▶ _REQUIRED WORK_
Work out the number of lines containing "contro". Answer with nothing but that number.

────────

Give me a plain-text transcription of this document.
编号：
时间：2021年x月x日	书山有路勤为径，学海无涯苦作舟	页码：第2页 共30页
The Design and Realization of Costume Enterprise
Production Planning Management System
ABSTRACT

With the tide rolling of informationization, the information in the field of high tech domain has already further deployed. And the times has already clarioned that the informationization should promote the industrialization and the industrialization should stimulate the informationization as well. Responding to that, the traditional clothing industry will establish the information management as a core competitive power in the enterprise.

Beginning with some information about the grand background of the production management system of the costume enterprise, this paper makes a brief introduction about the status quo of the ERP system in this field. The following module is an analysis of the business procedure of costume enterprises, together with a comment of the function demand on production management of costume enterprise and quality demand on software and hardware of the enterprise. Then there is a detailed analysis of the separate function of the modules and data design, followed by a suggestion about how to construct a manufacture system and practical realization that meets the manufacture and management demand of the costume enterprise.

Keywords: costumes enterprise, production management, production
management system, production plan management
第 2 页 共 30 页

────────

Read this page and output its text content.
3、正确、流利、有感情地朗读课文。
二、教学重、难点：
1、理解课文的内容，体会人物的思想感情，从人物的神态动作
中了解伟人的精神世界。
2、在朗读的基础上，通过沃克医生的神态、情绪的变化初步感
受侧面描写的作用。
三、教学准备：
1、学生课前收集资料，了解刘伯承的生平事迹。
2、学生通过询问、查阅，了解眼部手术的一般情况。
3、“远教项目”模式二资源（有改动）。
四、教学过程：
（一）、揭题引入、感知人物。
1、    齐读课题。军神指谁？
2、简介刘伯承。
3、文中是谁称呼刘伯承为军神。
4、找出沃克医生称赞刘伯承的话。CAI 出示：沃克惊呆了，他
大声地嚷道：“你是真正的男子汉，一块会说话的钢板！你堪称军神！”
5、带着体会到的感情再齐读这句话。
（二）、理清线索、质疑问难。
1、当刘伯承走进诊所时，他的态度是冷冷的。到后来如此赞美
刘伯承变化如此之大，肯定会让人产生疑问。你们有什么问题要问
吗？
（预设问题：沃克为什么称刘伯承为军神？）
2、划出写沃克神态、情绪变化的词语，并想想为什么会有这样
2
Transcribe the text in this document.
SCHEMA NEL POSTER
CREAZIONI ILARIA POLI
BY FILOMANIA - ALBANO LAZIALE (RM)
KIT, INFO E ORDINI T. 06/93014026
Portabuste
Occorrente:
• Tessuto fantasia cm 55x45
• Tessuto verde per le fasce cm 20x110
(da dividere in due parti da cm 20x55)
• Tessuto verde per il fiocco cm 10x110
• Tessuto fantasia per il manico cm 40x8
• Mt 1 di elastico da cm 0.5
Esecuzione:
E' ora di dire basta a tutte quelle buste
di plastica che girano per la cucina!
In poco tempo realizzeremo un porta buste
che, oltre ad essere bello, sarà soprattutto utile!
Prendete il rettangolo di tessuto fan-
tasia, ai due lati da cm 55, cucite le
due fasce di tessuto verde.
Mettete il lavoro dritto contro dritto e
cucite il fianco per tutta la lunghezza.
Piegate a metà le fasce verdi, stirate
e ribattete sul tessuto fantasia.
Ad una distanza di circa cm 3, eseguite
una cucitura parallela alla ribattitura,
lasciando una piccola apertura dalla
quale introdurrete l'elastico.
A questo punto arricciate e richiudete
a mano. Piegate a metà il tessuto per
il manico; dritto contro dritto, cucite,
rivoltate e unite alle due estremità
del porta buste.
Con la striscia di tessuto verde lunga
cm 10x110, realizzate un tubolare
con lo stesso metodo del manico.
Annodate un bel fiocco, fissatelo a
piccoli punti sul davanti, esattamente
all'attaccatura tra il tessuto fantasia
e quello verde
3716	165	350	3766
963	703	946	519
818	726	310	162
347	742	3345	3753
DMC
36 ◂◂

────────

▶ _TASK RESPONSE_
2